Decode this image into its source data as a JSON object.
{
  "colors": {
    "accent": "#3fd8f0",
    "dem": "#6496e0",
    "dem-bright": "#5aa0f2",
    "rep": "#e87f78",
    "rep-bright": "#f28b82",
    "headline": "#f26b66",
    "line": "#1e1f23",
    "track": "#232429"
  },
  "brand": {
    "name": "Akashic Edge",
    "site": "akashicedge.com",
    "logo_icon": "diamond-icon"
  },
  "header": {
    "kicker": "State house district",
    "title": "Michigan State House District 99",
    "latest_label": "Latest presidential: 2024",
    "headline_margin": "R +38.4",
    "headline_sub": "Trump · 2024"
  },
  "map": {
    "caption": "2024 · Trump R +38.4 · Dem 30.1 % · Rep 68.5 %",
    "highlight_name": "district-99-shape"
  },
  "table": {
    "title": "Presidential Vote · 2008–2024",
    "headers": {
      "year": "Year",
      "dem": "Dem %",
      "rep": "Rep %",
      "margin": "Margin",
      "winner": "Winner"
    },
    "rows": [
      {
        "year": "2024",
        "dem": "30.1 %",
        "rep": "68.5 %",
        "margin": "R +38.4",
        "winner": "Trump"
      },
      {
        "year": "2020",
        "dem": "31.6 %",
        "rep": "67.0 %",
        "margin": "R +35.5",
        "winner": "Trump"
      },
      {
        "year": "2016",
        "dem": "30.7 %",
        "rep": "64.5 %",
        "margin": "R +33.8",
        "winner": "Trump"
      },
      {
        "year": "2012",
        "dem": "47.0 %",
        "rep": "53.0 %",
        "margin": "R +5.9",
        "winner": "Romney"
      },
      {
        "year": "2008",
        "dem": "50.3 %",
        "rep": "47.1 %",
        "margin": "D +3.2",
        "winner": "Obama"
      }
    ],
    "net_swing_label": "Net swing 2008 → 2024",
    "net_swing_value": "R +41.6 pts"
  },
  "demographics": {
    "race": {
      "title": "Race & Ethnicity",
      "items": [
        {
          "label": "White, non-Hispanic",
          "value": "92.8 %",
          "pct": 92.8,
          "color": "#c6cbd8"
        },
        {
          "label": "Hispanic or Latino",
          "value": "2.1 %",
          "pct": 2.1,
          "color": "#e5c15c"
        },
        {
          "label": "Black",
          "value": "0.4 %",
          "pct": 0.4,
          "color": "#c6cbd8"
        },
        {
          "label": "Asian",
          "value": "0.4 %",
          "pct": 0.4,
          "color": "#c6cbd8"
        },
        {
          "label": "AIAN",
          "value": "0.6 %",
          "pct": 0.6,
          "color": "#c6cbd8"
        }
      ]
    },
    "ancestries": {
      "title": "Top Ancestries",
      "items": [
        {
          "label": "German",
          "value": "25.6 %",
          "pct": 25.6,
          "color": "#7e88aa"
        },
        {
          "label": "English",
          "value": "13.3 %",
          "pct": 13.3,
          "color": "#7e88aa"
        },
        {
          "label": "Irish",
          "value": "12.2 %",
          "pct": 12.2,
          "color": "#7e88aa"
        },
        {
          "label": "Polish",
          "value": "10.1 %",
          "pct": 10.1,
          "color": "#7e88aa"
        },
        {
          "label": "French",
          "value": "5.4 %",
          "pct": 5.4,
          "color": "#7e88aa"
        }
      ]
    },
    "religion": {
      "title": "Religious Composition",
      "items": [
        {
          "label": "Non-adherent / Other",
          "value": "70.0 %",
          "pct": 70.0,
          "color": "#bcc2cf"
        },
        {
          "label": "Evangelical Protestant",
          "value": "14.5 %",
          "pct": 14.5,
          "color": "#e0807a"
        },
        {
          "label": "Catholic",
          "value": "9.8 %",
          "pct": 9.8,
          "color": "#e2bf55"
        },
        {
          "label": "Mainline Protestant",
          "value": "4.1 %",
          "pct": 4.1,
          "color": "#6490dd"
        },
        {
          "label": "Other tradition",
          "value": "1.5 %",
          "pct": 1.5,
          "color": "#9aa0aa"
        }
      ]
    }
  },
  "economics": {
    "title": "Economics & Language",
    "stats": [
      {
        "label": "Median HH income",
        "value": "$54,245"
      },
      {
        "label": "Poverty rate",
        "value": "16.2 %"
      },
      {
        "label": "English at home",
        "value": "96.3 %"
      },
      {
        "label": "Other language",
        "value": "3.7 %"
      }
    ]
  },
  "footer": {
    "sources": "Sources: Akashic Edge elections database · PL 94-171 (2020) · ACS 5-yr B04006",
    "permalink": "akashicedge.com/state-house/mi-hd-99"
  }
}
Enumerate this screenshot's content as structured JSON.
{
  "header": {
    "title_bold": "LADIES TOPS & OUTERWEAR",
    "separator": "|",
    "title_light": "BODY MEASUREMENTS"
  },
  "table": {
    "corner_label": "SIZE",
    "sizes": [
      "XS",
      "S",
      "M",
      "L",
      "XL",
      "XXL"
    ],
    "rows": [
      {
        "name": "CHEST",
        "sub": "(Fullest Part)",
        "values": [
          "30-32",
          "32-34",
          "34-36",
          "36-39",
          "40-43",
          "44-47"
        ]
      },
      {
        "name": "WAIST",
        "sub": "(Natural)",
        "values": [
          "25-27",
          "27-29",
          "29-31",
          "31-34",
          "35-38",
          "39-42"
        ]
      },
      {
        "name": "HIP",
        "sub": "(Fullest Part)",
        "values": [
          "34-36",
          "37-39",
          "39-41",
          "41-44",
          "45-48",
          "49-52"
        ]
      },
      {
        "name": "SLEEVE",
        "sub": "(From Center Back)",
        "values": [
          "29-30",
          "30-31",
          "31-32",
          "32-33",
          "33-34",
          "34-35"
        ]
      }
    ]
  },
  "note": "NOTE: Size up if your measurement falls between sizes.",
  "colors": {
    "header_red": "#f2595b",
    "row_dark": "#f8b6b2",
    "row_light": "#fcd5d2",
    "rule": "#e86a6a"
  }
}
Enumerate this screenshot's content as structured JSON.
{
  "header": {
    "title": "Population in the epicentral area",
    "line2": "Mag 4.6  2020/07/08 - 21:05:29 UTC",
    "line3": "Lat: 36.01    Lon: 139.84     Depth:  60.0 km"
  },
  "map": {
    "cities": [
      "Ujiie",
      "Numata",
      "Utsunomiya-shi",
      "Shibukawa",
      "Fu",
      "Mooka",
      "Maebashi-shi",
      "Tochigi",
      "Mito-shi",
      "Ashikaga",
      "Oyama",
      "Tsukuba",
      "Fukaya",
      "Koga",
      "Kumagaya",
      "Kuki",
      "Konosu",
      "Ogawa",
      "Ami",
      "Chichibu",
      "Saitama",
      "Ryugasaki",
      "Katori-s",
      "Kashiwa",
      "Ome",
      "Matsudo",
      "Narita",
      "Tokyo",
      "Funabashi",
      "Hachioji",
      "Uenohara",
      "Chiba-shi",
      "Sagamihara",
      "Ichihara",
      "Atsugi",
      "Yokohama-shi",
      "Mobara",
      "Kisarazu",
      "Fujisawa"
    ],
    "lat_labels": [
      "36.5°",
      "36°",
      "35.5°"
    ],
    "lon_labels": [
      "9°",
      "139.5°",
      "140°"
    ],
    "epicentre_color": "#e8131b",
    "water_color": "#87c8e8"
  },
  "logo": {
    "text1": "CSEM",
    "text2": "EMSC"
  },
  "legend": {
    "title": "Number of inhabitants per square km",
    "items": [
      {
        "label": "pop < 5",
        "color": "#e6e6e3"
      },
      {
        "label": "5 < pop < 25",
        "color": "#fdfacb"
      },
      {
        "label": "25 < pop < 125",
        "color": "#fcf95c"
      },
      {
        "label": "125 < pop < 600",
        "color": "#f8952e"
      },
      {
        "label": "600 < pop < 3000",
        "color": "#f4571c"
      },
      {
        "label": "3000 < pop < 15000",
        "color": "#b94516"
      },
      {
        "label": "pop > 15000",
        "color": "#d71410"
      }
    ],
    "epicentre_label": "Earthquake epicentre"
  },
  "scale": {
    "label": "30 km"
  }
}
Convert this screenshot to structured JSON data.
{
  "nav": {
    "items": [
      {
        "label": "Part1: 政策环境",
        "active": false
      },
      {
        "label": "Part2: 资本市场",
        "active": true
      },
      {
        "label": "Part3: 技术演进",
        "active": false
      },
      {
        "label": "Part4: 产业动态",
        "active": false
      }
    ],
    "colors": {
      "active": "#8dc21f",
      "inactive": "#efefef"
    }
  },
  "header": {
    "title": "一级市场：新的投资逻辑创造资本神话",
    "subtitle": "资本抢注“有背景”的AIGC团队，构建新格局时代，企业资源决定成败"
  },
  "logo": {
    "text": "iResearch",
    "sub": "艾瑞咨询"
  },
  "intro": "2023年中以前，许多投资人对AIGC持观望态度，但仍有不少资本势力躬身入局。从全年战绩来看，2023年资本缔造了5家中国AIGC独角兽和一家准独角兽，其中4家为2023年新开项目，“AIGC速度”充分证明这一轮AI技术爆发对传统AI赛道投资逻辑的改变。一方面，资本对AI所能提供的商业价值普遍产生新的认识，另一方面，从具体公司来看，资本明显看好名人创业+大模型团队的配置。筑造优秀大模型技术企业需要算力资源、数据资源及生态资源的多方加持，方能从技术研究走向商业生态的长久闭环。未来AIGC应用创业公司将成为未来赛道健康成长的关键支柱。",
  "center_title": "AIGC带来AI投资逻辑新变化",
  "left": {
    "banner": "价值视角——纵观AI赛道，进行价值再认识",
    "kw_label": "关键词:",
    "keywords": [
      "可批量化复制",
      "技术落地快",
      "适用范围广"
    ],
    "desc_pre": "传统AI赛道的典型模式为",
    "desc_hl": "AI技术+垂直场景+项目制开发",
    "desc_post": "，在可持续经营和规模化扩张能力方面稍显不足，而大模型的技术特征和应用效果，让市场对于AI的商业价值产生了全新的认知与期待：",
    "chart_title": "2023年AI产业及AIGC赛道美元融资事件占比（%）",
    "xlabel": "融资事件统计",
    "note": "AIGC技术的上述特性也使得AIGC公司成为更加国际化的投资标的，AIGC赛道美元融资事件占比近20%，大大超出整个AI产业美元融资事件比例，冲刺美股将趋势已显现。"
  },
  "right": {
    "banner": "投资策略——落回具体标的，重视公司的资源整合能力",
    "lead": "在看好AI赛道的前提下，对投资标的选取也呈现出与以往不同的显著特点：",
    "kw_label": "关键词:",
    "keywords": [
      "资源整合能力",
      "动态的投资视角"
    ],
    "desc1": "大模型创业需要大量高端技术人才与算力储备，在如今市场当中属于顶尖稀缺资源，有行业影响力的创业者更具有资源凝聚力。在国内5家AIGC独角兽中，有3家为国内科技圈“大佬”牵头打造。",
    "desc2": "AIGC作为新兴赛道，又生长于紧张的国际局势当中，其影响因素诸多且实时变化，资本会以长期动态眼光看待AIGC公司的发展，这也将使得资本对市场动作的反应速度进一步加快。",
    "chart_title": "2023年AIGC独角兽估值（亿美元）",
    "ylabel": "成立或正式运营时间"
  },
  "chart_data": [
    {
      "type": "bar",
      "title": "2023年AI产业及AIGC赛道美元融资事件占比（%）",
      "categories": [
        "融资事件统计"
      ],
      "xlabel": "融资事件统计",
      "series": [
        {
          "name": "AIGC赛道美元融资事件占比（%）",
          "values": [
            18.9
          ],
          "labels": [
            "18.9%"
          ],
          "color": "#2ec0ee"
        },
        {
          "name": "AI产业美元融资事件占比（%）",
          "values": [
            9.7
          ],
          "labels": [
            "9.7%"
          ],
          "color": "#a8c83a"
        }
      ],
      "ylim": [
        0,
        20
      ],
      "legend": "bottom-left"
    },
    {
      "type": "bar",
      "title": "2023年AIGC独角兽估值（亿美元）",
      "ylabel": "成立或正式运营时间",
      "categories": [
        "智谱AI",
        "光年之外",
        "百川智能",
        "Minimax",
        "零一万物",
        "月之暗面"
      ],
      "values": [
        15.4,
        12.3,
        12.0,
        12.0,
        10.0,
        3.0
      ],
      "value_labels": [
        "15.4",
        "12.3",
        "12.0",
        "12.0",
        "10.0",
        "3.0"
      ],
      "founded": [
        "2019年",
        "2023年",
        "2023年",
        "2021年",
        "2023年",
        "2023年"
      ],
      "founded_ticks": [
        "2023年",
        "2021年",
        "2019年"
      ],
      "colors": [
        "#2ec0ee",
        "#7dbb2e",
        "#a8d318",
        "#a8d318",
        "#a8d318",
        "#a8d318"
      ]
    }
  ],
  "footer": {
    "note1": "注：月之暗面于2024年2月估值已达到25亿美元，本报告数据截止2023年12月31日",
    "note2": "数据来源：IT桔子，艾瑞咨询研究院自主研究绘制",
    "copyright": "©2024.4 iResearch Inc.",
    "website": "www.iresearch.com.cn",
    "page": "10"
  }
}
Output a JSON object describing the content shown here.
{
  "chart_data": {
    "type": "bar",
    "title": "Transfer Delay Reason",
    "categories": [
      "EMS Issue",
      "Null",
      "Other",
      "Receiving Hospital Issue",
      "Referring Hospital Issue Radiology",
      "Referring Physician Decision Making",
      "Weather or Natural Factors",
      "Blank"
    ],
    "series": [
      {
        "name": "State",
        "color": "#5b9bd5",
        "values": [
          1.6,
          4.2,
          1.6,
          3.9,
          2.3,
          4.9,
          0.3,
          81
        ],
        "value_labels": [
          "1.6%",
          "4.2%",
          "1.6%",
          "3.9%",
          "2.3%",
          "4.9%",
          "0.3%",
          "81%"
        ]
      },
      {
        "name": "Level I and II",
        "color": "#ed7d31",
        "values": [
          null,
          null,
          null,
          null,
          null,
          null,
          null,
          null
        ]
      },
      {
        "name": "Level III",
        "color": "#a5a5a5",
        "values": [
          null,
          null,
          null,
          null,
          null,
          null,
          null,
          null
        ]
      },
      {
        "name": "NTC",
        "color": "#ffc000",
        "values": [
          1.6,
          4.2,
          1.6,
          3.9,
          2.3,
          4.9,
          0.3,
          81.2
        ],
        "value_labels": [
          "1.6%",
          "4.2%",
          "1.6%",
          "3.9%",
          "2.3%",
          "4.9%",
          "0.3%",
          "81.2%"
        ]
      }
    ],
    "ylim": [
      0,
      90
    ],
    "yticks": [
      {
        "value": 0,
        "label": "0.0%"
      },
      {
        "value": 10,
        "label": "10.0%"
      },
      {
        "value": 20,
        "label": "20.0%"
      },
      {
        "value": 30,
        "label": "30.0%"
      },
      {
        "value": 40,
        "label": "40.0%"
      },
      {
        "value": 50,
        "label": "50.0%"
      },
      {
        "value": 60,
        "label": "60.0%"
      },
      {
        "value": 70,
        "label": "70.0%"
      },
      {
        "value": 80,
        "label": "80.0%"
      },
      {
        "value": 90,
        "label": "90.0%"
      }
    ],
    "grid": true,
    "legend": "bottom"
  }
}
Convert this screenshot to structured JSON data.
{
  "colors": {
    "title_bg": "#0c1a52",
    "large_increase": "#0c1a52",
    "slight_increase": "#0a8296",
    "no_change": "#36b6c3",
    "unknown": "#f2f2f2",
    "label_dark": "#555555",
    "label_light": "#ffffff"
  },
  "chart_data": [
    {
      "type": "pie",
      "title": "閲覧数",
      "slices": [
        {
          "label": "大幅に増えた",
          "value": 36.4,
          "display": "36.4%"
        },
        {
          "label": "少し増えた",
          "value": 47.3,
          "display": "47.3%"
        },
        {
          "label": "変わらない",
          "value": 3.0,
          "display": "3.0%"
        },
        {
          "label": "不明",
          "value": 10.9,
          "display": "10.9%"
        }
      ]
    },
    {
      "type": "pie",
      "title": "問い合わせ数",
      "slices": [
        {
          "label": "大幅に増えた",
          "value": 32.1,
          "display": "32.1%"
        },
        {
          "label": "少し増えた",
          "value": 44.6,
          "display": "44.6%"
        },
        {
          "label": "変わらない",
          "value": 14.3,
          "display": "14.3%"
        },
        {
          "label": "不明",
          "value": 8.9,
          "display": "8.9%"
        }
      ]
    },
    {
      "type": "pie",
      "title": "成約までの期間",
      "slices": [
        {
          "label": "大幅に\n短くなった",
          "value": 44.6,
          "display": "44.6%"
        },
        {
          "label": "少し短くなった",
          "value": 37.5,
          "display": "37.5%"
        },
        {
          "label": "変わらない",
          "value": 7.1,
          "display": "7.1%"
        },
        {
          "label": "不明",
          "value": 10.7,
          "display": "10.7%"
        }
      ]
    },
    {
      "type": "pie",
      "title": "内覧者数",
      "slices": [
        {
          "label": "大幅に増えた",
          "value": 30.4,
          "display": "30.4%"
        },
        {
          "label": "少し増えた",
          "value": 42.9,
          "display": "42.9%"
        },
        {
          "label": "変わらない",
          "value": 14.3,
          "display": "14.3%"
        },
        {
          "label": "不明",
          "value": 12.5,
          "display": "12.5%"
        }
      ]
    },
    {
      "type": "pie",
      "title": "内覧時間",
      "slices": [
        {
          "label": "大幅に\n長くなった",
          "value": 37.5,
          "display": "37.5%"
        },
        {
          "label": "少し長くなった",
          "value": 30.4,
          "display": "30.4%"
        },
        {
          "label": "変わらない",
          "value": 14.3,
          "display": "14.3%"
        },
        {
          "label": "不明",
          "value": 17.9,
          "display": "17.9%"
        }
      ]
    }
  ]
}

* * *

#### PROBLEM TO SOLVE:
Write down only the number of lines that contain the string "akashicedge" in the listing.

#### FINAL ANSWER:
2